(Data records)
--- START ---

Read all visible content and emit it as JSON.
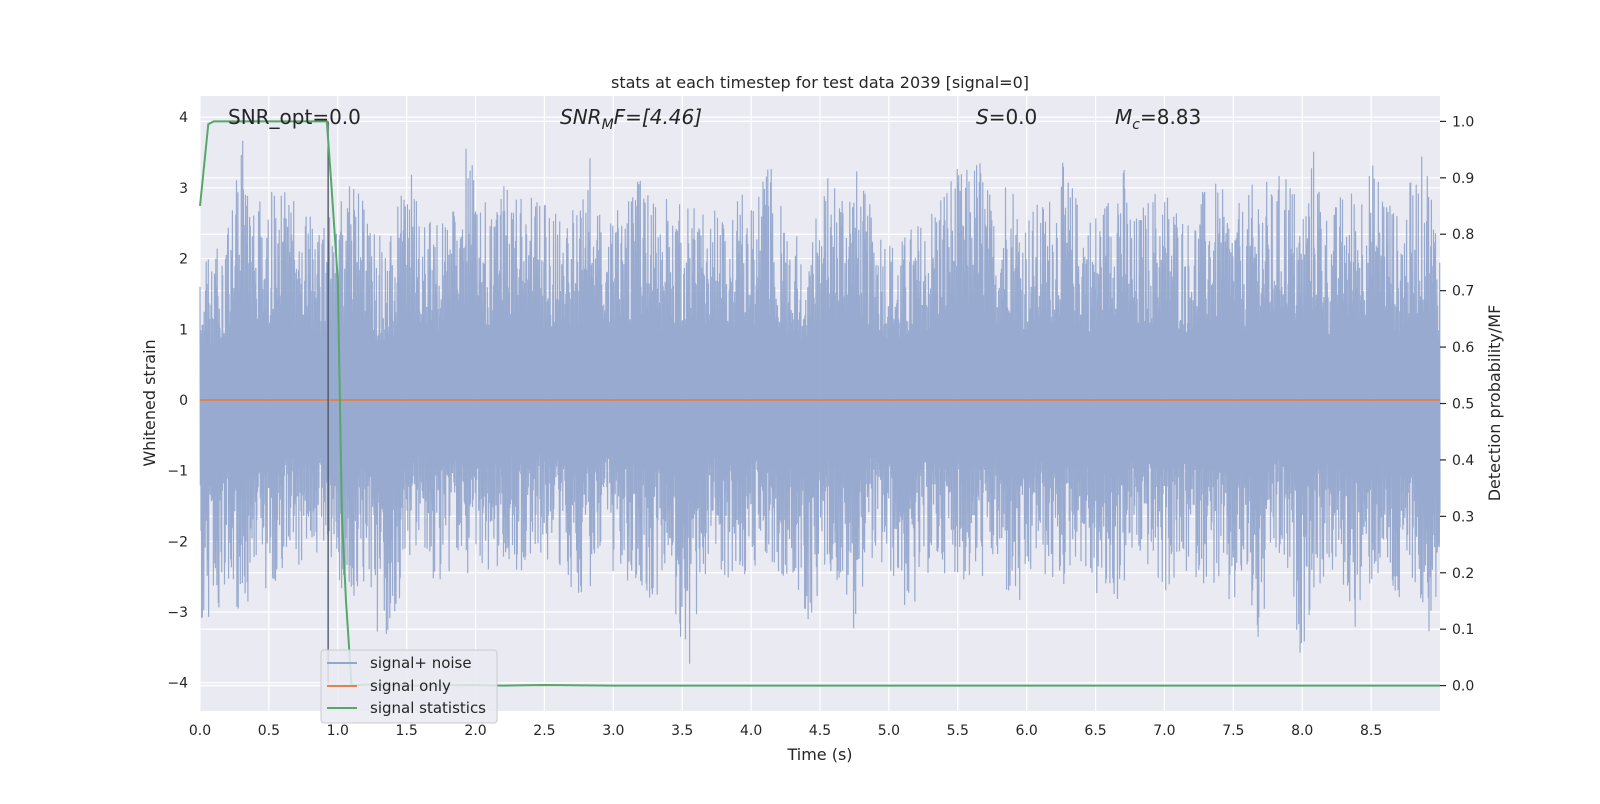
{
  "chart_data": {
    "type": "line",
    "title": "stats at each timestep for test data 2039 [signal=0]",
    "xlabel": "Time (s)",
    "ylabel": "Whitened strain",
    "ylabel_right": "Detection probability/MF",
    "xlim": [
      0.0,
      9.0
    ],
    "ylim": [
      -4.4,
      4.3
    ],
    "ylim_right": [
      -0.045,
      1.045
    ],
    "xticks": [
      "0.0",
      "0.5",
      "1.0",
      "1.5",
      "2.0",
      "2.5",
      "3.0",
      "3.5",
      "4.0",
      "4.5",
      "5.0",
      "5.5",
      "6.0",
      "6.5",
      "7.0",
      "7.5",
      "8.0",
      "8.5"
    ],
    "xtick_values": [
      0.0,
      0.5,
      1.0,
      1.5,
      2.0,
      2.5,
      3.0,
      3.5,
      4.0,
      4.5,
      5.0,
      5.5,
      6.0,
      6.5,
      7.0,
      7.5,
      8.0,
      8.5
    ],
    "yticks": [
      "4",
      "3",
      "2",
      "1",
      "0",
      "−1",
      "−2",
      "−3",
      "−4"
    ],
    "ytick_values": [
      4,
      3,
      2,
      1,
      0,
      -1,
      -2,
      -3,
      -4
    ],
    "yticks_right": [
      "1.0",
      "0.9",
      "0.8",
      "0.7",
      "0.6",
      "0.5",
      "0.4",
      "0.3",
      "0.2",
      "0.1",
      "0.0"
    ],
    "ytick_right_values": [
      1.0,
      0.9,
      0.8,
      0.7,
      0.6,
      0.5,
      0.4,
      0.3,
      0.2,
      0.1,
      0.0
    ],
    "grid": true,
    "legend_position": "lower-left",
    "annotations": {
      "snr_opt": "SNR_opt=0.0",
      "snr_mf_prefix": "SNR",
      "snr_mf_sub": "M",
      "snr_mf_suffix": "F=[4.46]",
      "s_prefix": "S",
      "s_suffix": "=0.0",
      "mc_prefix": "M",
      "mc_sub": "c",
      "mc_suffix": "=8.83"
    },
    "vertical_marker_x": 0.93,
    "series": [
      {
        "name": "signal+ noise",
        "color": "#94a6cc",
        "axis": "left",
        "kind": "noise",
        "envelope_pos": [
          2.0,
          2.3,
          2.6,
          3.85,
          2.8,
          3.0,
          3.2,
          2.9,
          2.6,
          2.5,
          3.0,
          3.1,
          2.7,
          2.3,
          2.6,
          3.4,
          2.7,
          2.6,
          2.5,
          3.85,
          2.9,
          2.7,
          3.1,
          2.9,
          3.0,
          2.7,
          2.8,
          2.9,
          3.5,
          2.6,
          2.9,
          3.0,
          3.4,
          2.8,
          2.9,
          2.8,
          2.9,
          3.2,
          2.4,
          3.3,
          2.9,
          3.5,
          2.5,
          2.4,
          2.5,
          3.2,
          3.3,
          3.4,
          2.8,
          2.6,
          2.2,
          2.5,
          2.6,
          3.1,
          3.3,
          3.3,
          3.6,
          2.7,
          3.5,
          2.7,
          2.8,
          3.0,
          3.4,
          2.9,
          2.7,
          2.9,
          3.7,
          2.6,
          2.9,
          3.2,
          2.9,
          2.6,
          3.0,
          3.1,
          2.8,
          2.8,
          3.3,
          3.0,
          3.5,
          2.7,
          3.7,
          2.6,
          3.0,
          3.1,
          3.4,
          3.3,
          2.6,
          3.2,
          3.6,
          2.4
        ],
        "envelope_neg": [
          -3.1,
          -3.55,
          -2.6,
          -3.2,
          -2.6,
          -2.8,
          -2.4,
          -2.3,
          -2.6,
          -2.0,
          -2.8,
          -3.0,
          -2.5,
          -3.7,
          -3.0,
          -2.4,
          -2.0,
          -2.8,
          -2.4,
          -2.6,
          -2.4,
          -2.6,
          -2.2,
          -2.5,
          -2.1,
          -2.3,
          -2.5,
          -2.8,
          -2.7,
          -2.1,
          -2.7,
          -2.5,
          -2.8,
          -2.8,
          -3.0,
          -4.0,
          -2.7,
          -2.3,
          -2.6,
          -2.6,
          -2.4,
          -2.5,
          -2.5,
          -3.0,
          -3.4,
          -2.3,
          -2.8,
          -3.3,
          -2.2,
          -2.5,
          -2.6,
          -3.3,
          -2.5,
          -2.5,
          -2.4,
          -2.7,
          -2.6,
          -2.4,
          -2.9,
          -3.2,
          -2.3,
          -2.7,
          -2.7,
          -2.2,
          -2.8,
          -3.0,
          -2.9,
          -2.3,
          -2.4,
          -2.8,
          -2.7,
          -2.5,
          -2.6,
          -2.7,
          -3.2,
          -2.6,
          -3.75,
          -2.3,
          -2.6,
          -3.65,
          -2.8,
          -2.5,
          -2.7,
          -3.3,
          -2.7,
          -2.5,
          -3.2,
          -2.5,
          -3.5,
          -3.0
        ]
      },
      {
        "name": "signal only",
        "color": "#dd8452",
        "axis": "left",
        "x": [
          0.0,
          9.0
        ],
        "y": [
          0.0,
          0.0
        ]
      },
      {
        "name": "signal statistics",
        "color": "#55a868",
        "axis": "right",
        "x": [
          0.0,
          0.06,
          0.1,
          0.2,
          0.4,
          0.6,
          0.8,
          0.92,
          0.95,
          1.0,
          1.03,
          1.06,
          1.1,
          1.2,
          1.5,
          2.0,
          2.2,
          2.5,
          3.0,
          9.0
        ],
        "y": [
          0.85,
          0.995,
          1.0,
          1.0,
          1.0,
          1.0,
          1.0,
          1.0,
          0.9,
          0.72,
          0.3,
          0.15,
          0.0,
          0.002,
          0.0,
          0.001,
          0.0,
          0.001,
          0.0,
          0.0
        ]
      }
    ]
  }
}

--- END ---

Written instruction: Output each line exactly; omit every picture.

Expected output:
Read all visible content and emit it as JSON.
{
  "chart_data": {
    "type": "line",
    "title": "stats at each timestep for test data 2039 [signal=0]",
    "xlabel": "Time (s)",
    "ylabel": "Whitened strain",
    "ylabel_right": "Detection probability/MF",
    "xlim": [
      0.0,
      9.0
    ],
    "ylim": [
      -4.4,
      4.3
    ],
    "ylim_right": [
      -0.045,
      1.045
    ],
    "xticks": [
      "0.0",
      "0.5",
      "1.0",
      "1.5",
      "2.0",
      "2.5",
      "3.0",
      "3.5",
      "4.0",
      "4.5",
      "5.0",
      "5.5",
      "6.0",
      "6.5",
      "7.0",
      "7.5",
      "8.0",
      "8.5"
    ],
    "xtick_values": [
      0.0,
      0.5,
      1.0,
      1.5,
      2.0,
      2.5,
      3.0,
      3.5,
      4.0,
      4.5,
      5.0,
      5.5,
      6.0,
      6.5,
      7.0,
      7.5,
      8.0,
      8.5
    ],
    "yticks": [
      "4",
      "3",
      "2",
      "1",
      "0",
      "−1",
      "−2",
      "−3",
      "−4"
    ],
    "ytick_values": [
      4,
      3,
      2,
      1,
      0,
      -1,
      -2,
      -3,
      -4
    ],
    "yticks_right": [
      "1.0",
      "0.9",
      "0.8",
      "0.7",
      "0.6",
      "0.5",
      "0.4",
      "0.3",
      "0.2",
      "0.1",
      "0.0"
    ],
    "ytick_right_values": [
      1.0,
      0.9,
      0.8,
      0.7,
      0.6,
      0.5,
      0.4,
      0.3,
      0.2,
      0.1,
      0.0
    ],
    "grid": true,
    "legend_position": "lower-left",
    "annotations": {
      "snr_opt": "SNR_opt=0.0",
      "snr_mf_prefix": "SNR",
      "snr_mf_sub": "M",
      "snr_mf_suffix": "F=[4.46]",
      "s_prefix": "S",
      "s_suffix": "=0.0",
      "mc_prefix": "M",
      "mc_sub": "c",
      "mc_suffix": "=8.83"
    },
    "vertical_marker_x": 0.93,
    "series": [
      {
        "name": "signal+ noise",
        "color": "#94a6cc",
        "axis": "left",
        "kind": "noise",
        "envelope_pos": [
          2.0,
          2.3,
          2.6,
          3.85,
          2.8,
          3.0,
          3.2,
          2.9,
          2.6,
          2.5,
          3.0,
          3.1,
          2.7,
          2.3,
          2.6,
          3.4,
          2.7,
          2.6,
          2.5,
          3.85,
          2.9,
          2.7,
          3.1,
          2.9,
          3.0,
          2.7,
          2.8,
          2.9,
          3.5,
          2.6,
          2.9,
          3.0,
          3.4,
          2.8,
          2.9,
          2.8,
          2.9,
          3.2,
          2.4,
          3.3,
          2.9,
          3.5,
          2.5,
          2.4,
          2.5,
          3.2,
          3.3,
          3.4,
          2.8,
          2.6,
          2.2,
          2.5,
          2.6,
          3.1,
          3.3,
          3.3,
          3.6,
          2.7,
          3.5,
          2.7,
          2.8,
          3.0,
          3.4,
          2.9,
          2.7,
          2.9,
          3.7,
          2.6,
          2.9,
          3.2,
          2.9,
          2.6,
          3.0,
          3.1,
          2.8,
          2.8,
          3.3,
          3.0,
          3.5,
          2.7,
          3.7,
          2.6,
          3.0,
          3.1,
          3.4,
          3.3,
          2.6,
          3.2,
          3.6,
          2.4
        ],
        "envelope_neg": [
          -3.1,
          -3.55,
          -2.6,
          -3.2,
          -2.6,
          -2.8,
          -2.4,
          -2.3,
          -2.6,
          -2.0,
          -2.8,
          -3.0,
          -2.5,
          -3.7,
          -3.0,
          -2.4,
          -2.0,
          -2.8,
          -2.4,
          -2.6,
          -2.4,
          -2.6,
          -2.2,
          -2.5,
          -2.1,
          -2.3,
          -2.5,
          -2.8,
          -2.7,
          -2.1,
          -2.7,
          -2.5,
          -2.8,
          -2.8,
          -3.0,
          -4.0,
          -2.7,
          -2.3,
          -2.6,
          -2.6,
          -2.4,
          -2.5,
          -2.5,
          -3.0,
          -3.4,
          -2.3,
          -2.8,
          -3.3,
          -2.2,
          -2.5,
          -2.6,
          -3.3,
          -2.5,
          -2.5,
          -2.4,
          -2.7,
          -2.6,
          -2.4,
          -2.9,
          -3.2,
          -2.3,
          -2.7,
          -2.7,
          -2.2,
          -2.8,
          -3.0,
          -2.9,
          -2.3,
          -2.4,
          -2.8,
          -2.7,
          -2.5,
          -2.6,
          -2.7,
          -3.2,
          -2.6,
          -3.75,
          -2.3,
          -2.6,
          -3.65,
          -2.8,
          -2.5,
          -2.7,
          -3.3,
          -2.7,
          -2.5,
          -3.2,
          -2.5,
          -3.5,
          -3.0
        ]
      },
      {
        "name": "signal only",
        "color": "#dd8452",
        "axis": "left",
        "x": [
          0.0,
          9.0
        ],
        "y": [
          0.0,
          0.0
        ]
      },
      {
        "name": "signal statistics",
        "color": "#55a868",
        "axis": "right",
        "x": [
          0.0,
          0.06,
          0.1,
          0.2,
          0.4,
          0.6,
          0.8,
          0.92,
          0.95,
          1.0,
          1.03,
          1.06,
          1.1,
          1.2,
          1.5,
          2.0,
          2.2,
          2.5,
          3.0,
          9.0
        ],
        "y": [
          0.85,
          0.995,
          1.0,
          1.0,
          1.0,
          1.0,
          1.0,
          1.0,
          0.9,
          0.72,
          0.3,
          0.15,
          0.0,
          0.002,
          0.0,
          0.001,
          0.0,
          0.001,
          0.0,
          0.0
        ]
      }
    ]
  }
}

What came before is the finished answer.